• **Task prompt**:
Extract the following lines without changing anything in them, covering all the records.

• **Supplied records**:

+ + + +

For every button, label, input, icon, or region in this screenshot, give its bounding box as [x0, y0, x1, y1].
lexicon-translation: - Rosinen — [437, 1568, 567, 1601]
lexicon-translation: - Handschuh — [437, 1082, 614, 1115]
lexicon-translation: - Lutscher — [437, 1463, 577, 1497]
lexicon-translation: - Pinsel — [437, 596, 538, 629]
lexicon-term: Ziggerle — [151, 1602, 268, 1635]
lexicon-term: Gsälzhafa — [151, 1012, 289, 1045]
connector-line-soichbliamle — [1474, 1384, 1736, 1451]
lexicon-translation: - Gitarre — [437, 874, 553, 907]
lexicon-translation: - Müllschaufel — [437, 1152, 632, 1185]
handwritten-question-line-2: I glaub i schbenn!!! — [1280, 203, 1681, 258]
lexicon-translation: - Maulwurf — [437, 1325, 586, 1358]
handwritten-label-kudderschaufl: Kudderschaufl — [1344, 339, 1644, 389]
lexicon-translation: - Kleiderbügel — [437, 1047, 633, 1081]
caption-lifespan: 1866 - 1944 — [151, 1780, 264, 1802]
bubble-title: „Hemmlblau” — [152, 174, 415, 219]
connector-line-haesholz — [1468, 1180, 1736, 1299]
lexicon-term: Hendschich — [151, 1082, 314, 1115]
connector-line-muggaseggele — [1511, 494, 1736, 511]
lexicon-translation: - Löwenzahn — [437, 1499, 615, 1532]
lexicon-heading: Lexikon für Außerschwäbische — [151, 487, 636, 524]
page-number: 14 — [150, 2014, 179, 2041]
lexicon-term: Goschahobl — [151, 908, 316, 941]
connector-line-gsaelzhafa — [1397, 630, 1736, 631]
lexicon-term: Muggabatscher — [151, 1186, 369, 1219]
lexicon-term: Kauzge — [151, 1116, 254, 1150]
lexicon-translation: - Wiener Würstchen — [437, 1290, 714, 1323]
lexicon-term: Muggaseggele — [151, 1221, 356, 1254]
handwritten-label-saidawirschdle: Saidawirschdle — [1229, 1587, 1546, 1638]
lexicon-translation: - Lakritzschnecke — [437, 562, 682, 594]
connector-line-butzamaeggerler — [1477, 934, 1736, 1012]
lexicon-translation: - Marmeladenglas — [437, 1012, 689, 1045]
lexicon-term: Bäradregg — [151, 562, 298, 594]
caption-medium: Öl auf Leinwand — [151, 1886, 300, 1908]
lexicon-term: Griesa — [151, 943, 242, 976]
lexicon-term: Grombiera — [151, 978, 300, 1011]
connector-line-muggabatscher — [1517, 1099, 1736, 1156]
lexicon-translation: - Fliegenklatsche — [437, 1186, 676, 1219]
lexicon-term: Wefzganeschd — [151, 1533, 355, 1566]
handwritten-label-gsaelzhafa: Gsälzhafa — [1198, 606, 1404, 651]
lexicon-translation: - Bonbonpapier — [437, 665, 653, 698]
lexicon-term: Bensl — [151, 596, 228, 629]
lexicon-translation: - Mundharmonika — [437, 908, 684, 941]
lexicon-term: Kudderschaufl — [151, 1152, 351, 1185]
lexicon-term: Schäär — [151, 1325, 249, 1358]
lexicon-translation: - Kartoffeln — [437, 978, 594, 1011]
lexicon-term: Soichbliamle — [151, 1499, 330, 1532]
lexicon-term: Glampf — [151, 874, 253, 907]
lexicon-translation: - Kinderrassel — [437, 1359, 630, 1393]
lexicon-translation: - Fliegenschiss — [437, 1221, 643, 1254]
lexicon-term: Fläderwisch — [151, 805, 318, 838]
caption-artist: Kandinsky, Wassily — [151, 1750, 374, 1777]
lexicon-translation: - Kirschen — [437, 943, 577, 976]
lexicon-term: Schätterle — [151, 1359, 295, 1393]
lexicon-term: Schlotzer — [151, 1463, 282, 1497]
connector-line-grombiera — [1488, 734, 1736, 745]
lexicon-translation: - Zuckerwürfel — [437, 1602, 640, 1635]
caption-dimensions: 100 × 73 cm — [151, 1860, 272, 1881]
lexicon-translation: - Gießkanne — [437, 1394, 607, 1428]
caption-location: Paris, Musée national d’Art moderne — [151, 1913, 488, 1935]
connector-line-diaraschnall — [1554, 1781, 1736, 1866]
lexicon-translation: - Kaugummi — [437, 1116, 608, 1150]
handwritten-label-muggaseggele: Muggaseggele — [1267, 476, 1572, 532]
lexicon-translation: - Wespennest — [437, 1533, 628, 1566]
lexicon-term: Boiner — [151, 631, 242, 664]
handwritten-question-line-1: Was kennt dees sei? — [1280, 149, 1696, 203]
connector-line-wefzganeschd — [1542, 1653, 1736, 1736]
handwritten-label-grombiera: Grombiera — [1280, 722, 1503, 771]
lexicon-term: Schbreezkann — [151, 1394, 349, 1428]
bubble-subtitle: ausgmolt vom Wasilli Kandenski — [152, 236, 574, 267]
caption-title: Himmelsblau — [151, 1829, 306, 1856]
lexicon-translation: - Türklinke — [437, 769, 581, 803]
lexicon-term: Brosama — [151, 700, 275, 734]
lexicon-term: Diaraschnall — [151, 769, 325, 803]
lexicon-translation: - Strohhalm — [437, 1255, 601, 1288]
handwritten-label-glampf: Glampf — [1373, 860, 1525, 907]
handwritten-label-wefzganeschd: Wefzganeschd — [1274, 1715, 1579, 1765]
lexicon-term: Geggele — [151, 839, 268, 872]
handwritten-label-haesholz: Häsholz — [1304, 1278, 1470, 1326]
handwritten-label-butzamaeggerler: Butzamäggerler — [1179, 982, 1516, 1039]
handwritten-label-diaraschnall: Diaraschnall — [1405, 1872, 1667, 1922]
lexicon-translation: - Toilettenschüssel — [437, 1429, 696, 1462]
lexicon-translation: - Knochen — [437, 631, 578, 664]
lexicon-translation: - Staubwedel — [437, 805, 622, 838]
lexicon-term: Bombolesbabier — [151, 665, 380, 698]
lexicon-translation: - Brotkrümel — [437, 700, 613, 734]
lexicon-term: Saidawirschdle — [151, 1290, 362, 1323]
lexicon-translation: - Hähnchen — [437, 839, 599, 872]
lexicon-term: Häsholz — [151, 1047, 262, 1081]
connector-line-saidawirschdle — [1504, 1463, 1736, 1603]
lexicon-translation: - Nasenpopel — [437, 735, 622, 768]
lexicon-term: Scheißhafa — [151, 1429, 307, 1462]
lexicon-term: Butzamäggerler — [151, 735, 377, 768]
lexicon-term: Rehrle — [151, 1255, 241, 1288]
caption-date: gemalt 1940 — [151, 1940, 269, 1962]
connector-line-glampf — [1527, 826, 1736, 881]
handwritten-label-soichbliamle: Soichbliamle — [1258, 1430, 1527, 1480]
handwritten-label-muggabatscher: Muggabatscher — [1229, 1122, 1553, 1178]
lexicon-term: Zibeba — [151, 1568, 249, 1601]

+ + + +

• **Answer to the task**:
For every button, label, input, icon, or region in this screenshot, give its bounding box as [x0, y0, x1, y1].
lexicon-translation: - Rosinen — [437, 1568, 567, 1601]
lexicon-translation: - Handschuh — [437, 1082, 614, 1115]
lexicon-translation: - Lutscher — [437, 1463, 577, 1497]
lexicon-translation: - Pinsel — [437, 596, 538, 629]
lexicon-term: Ziggerle — [151, 1602, 268, 1635]
lexicon-term: Gsälzhafa — [151, 1012, 289, 1045]
connector-line-soichbliamle — [1474, 1384, 1736, 1451]
lexicon-translation: - Gitarre — [437, 874, 553, 907]
lexicon-translation: - Müllschaufel — [437, 1152, 632, 1185]
handwritten-question-line-2: I glaub i schbenn!!! — [1280, 203, 1681, 258]
lexicon-translation: - Maulwurf — [437, 1325, 586, 1358]
handwritten-label-kudderschaufl: Kudderschaufl — [1344, 339, 1644, 389]
lexicon-translation: - Kleiderbügel — [437, 1047, 633, 1081]
caption-lifespan: 1866 - 1944 — [151, 1780, 264, 1802]
bubble-title: „Hemmlblau” — [152, 174, 415, 219]
connector-line-haesholz — [1468, 1180, 1736, 1299]
lexicon-term: Hendschich — [151, 1082, 314, 1115]
connector-line-muggaseggele — [1511, 494, 1736, 511]
lexicon-translation: - Löwenzahn — [437, 1499, 615, 1532]
lexicon-heading: Lexikon für Außerschwäbische — [151, 487, 636, 524]
page-number: 14 — [150, 2014, 179, 2041]
lexicon-term: Goschahobl — [151, 908, 316, 941]
connector-line-gsaelzhafa — [1397, 630, 1736, 631]
lexicon-term: Muggabatscher — [151, 1186, 369, 1219]
lexicon-term: Kauzge — [151, 1116, 254, 1150]
lexicon-translation: - Wiener Würstchen — [437, 1290, 714, 1323]
lexicon-term: Muggaseggele — [151, 1221, 356, 1254]
handwritten-label-saidawirschdle: Saidawirschdle — [1229, 1587, 1546, 1638]
lexicon-translation: - Lakritzschnecke — [437, 562, 682, 594]
connector-line-butzamaeggerler — [1477, 934, 1736, 1012]
lexicon-translation: - Marmeladenglas — [437, 1012, 689, 1045]
lexicon-term: Bäradregg — [151, 562, 298, 594]
caption-medium: Öl auf Leinwand — [151, 1886, 300, 1908]
lexicon-term: Griesa — [151, 943, 242, 976]
lexicon-term: Grombiera — [151, 978, 300, 1011]
connector-line-muggabatscher — [1517, 1099, 1736, 1156]
lexicon-translation: - Fliegenklatsche — [437, 1186, 676, 1219]
lexicon-term: Wefzganeschd — [151, 1533, 355, 1566]
handwritten-label-gsaelzhafa: Gsälzhafa — [1198, 606, 1404, 651]
lexicon-translation: - Bonbonpapier — [437, 665, 653, 698]
lexicon-term: Bensl — [151, 596, 228, 629]
lexicon-translation: - Mundharmonika — [437, 908, 684, 941]
lexicon-term: Kudderschaufl — [151, 1152, 351, 1185]
lexicon-term: Schäär — [151, 1325, 249, 1358]
lexicon-translation: - Kartoffeln — [437, 978, 594, 1011]
lexicon-term: Soichbliamle — [151, 1499, 330, 1532]
lexicon-term: Glampf — [151, 874, 253, 907]
lexicon-translation: - Kinderrassel — [437, 1359, 630, 1393]
lexicon-translation: - Fliegenschiss — [437, 1221, 643, 1254]
lexicon-term: Fläderwisch — [151, 805, 318, 838]
caption-artist: Kandinsky, Wassily — [151, 1750, 374, 1777]
lexicon-translation: - Kirschen — [437, 943, 577, 976]
lexicon-term: Schätterle — [151, 1359, 295, 1393]
lexicon-term: Schlotzer — [151, 1463, 282, 1497]
connector-line-grombiera — [1488, 734, 1736, 745]
lexicon-translation: - Zuckerwürfel — [437, 1602, 640, 1635]
caption-dimensions: 100 × 73 cm — [151, 1860, 272, 1881]
lexicon-translation: - Gießkanne — [437, 1394, 607, 1428]
caption-location: Paris, Musée national d’Art moderne — [151, 1913, 488, 1935]
connector-line-diaraschnall — [1554, 1781, 1736, 1866]
lexicon-translation: - Kaugummi — [437, 1116, 608, 1150]
handwritten-label-muggaseggele: Muggaseggele — [1267, 476, 1572, 532]
lexicon-translation: - Wespennest — [437, 1533, 628, 1566]
lexicon-term: Boiner — [151, 631, 242, 664]
handwritten-question-line-1: Was kennt dees sei? — [1280, 149, 1696, 203]
connector-line-wefzganeschd — [1542, 1653, 1736, 1736]
handwritten-label-grombiera: Grombiera — [1280, 722, 1503, 771]
lexicon-term: Schbreezkann — [151, 1394, 349, 1428]
bubble-subtitle: ausgmolt vom Wasilli Kandenski — [152, 236, 574, 267]
caption-title: Himmelsblau — [151, 1829, 306, 1856]
lexicon-translation: - Türklinke — [437, 769, 581, 803]
lexicon-term: Brosama — [151, 700, 275, 734]
lexicon-term: Diaraschnall — [151, 769, 325, 803]
lexicon-translation: - Strohhalm — [437, 1255, 601, 1288]
handwritten-label-glampf: Glampf — [1373, 860, 1525, 907]
handwritten-label-wefzganeschd: Wefzganeschd — [1274, 1715, 1579, 1765]
lexicon-term: Geggele — [151, 839, 268, 872]
handwritten-label-haesholz: Häsholz — [1304, 1278, 1470, 1326]
handwritten-label-butzamaeggerler: Butzamäggerler — [1179, 982, 1516, 1039]
handwritten-label-diaraschnall: Diaraschnall — [1405, 1872, 1667, 1922]
lexicon-translation: - Toilettenschüssel — [437, 1429, 696, 1462]
lexicon-translation: - Knochen — [437, 631, 578, 664]
lexicon-translation: - Staubwedel — [437, 805, 622, 838]
lexicon-term: Bombolesbabier — [151, 665, 380, 698]
lexicon-translation: - Brotkrümel — [437, 700, 613, 734]
lexicon-term: Saidawirschdle — [151, 1290, 362, 1323]
lexicon-translation: - Hähnchen — [437, 839, 599, 872]
lexicon-term: Häsholz — [151, 1047, 262, 1081]
connector-line-saidawirschdle — [1504, 1463, 1736, 1603]
lexicon-translation: - Nasenpopel — [437, 735, 622, 768]
lexicon-term: Scheißhafa — [151, 1429, 307, 1462]
lexicon-term: Butzamäggerler — [151, 735, 377, 768]
lexicon-term: Rehrle — [151, 1255, 241, 1288]
caption-date: gemalt 1940 — [151, 1940, 269, 1962]
connector-line-glampf — [1527, 826, 1736, 881]
handwritten-label-soichbliamle: Soichbliamle — [1258, 1430, 1527, 1480]
handwritten-label-muggabatscher: Muggabatscher — [1229, 1122, 1553, 1178]
lexicon-term: Zibeba — [151, 1568, 249, 1601]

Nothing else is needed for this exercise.